* SELECTED EXTRACT
....


    There comes a time when/ You need a good friend/ And all that you've got/ Is that glowing screen. You know you could fly. Your rate could run high/ But you've been squeezed in/ To that same old scene. You know what I mean.
    By turning that switch/ You're finding your niche/ And you could tell them/ Where to put that advice. You should get back in. It's time to jack in. We'll help you hack in/ To that glowing life. You won't have to think twice.

    Turn up the power. This is the hour. From every tower/ A Million Watts of Love

  7. Where Would I Be Without IBM
    by Paul Robb, produced by Elecktric Music.
    Combine InSoc with Kraftwerk, throw in Kurt Harland's sample collection of corporate TLAs, then make a little pop culture statement about global corporatism, and then you have this track. It fits perfectly in tone and style following 1,000,000 Watts of Love. This includes the choice verse:

    Where would I be without all my toys? where would I be without sampled noise? where would I be without seeing you again? where would I be without IBM?

    Entertainment, creativity, human relationships, all have a minuscule imprint on our fates when compared to the far reaching societal control of global corporations.

  8. To Be Free
    by Paul Robb, produced by Elecktric Music.
    This track is a poppy little ballad with sequenced piano's and a pitch bending synth string bridge. In this case I don't think that Karl Bartos was working with Robb, making a piece that is similar to other works on the album, but has incongruities within itself (I think a listen is necessary to describe what I mean). The simplicity of the beat, the wide audience appeal, and the familiar format make this track filler. While it could stand up on it's own as a dreary pop single (like they all were in 1992) it seems to me to be placed here to make the next track better, like using salt to bring out the sweetness of the next dish.

....

Please carry on the track-by-track album review from its last sentence.

....

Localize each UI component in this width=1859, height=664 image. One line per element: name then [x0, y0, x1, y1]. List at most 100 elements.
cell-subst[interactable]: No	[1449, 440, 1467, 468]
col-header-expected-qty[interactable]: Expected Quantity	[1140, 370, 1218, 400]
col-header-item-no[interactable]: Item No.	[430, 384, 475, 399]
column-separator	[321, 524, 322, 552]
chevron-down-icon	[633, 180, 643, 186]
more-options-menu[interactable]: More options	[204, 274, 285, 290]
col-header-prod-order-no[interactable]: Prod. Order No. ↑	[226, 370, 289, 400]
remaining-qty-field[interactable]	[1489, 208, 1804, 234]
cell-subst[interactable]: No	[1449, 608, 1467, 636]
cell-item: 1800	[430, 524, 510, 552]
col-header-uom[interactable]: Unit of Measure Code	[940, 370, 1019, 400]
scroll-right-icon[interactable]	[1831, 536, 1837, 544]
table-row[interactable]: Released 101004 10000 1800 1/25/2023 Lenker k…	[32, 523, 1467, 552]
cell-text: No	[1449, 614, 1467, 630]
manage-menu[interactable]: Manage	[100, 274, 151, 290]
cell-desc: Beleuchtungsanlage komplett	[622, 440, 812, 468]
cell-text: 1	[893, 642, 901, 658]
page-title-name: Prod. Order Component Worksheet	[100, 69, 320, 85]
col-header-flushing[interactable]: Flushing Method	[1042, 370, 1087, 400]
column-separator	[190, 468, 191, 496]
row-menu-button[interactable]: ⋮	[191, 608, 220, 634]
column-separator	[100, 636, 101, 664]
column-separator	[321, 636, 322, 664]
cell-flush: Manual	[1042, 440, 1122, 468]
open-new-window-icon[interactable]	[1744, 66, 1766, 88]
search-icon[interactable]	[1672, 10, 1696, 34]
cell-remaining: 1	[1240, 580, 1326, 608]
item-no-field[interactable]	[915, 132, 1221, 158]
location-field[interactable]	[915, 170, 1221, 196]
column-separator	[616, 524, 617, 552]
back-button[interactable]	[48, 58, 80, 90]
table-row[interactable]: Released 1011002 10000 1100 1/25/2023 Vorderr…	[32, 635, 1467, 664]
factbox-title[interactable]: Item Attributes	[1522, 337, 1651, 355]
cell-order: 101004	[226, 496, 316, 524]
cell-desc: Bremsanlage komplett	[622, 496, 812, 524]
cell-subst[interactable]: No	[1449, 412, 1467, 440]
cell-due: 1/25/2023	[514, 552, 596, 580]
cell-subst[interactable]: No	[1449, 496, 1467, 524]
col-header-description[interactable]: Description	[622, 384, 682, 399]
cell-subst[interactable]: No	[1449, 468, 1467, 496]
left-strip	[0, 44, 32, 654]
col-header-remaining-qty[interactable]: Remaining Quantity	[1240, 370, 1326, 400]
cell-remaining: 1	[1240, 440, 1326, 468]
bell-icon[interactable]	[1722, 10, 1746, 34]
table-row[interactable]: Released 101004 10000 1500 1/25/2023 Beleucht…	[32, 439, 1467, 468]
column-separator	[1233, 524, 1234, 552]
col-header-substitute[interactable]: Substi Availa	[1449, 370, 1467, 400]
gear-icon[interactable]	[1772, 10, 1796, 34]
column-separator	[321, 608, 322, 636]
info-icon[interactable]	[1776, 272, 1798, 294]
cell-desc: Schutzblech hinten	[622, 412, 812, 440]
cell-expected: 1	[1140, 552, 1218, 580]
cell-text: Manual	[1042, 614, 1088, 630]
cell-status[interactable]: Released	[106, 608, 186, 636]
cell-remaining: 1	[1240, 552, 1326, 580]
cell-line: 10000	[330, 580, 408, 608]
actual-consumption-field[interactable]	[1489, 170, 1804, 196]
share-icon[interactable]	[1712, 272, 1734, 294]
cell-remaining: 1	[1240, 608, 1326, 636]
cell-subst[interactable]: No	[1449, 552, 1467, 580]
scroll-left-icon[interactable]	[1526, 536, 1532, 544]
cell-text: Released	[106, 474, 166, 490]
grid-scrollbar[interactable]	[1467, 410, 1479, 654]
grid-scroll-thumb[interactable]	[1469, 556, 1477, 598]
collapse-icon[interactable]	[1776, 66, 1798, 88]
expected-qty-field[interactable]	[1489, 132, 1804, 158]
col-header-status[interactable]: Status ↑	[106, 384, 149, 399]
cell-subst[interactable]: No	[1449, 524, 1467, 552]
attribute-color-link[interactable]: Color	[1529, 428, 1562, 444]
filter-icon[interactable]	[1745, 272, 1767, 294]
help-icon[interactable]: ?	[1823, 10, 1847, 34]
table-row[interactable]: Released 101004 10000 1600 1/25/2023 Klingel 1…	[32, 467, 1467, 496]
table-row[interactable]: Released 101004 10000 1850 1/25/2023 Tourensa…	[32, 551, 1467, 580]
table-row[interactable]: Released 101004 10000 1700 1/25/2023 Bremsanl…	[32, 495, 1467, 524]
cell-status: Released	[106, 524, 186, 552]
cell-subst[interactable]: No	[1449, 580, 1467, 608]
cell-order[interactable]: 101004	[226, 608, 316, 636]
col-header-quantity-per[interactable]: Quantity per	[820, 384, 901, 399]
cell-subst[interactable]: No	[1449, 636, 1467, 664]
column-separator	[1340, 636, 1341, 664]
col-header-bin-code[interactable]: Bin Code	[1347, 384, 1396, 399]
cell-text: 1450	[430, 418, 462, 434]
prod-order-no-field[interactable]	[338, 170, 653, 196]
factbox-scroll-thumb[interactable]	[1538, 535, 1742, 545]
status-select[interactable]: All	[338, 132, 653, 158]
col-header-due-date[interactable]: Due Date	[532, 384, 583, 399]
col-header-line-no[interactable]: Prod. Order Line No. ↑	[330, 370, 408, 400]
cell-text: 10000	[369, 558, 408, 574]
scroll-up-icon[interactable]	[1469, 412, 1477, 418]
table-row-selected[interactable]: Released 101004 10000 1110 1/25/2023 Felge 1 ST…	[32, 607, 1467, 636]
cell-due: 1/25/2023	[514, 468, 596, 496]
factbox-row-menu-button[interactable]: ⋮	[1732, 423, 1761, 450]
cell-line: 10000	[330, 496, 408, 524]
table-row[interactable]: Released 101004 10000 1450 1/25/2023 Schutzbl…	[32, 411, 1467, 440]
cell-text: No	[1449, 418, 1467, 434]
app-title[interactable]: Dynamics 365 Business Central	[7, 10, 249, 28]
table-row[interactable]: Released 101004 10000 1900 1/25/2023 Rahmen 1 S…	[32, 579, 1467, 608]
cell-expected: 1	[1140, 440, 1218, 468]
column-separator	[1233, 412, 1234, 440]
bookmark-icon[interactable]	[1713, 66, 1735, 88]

....

* RESULT BELOW
    Staring at an empty screen/ I can sometimes feel like dying. Doing what I have to do/ I can almost hear you crying... This is how it feels, To be Free. Figures slowly come to life. Almost always they are having/ Minor problems, minor strife. I can almost here you laughing... This is how it feels/ To be free.

  9. If It's Real
    by Paul Robb, produced by Eric Kupper and Paul Robb.
    Paul Robb's influences come through clearly in this track with a complex, hip-hop beat, funky horns from years of James Brown, all with the club sound of his past success. Because of the fusion of sounds and the optimistic lyric this is one of my favorites from the album. Lead vocals are Kurt Harland with Debbe Cole as backup. Have a taste:

    I don't know what you're thinking/ And I don't know how you feel. I only want to be with you/ If it's real. Only if it's real. And when I learn you feel the same/ The future and the past. We can make a change. This time things can last. And every time I think of you/ I can't believe it's true. The world can seem so old/ But I am born anew.

  10. Crybaby
    by Paul Robb, produced by Mike Thorne.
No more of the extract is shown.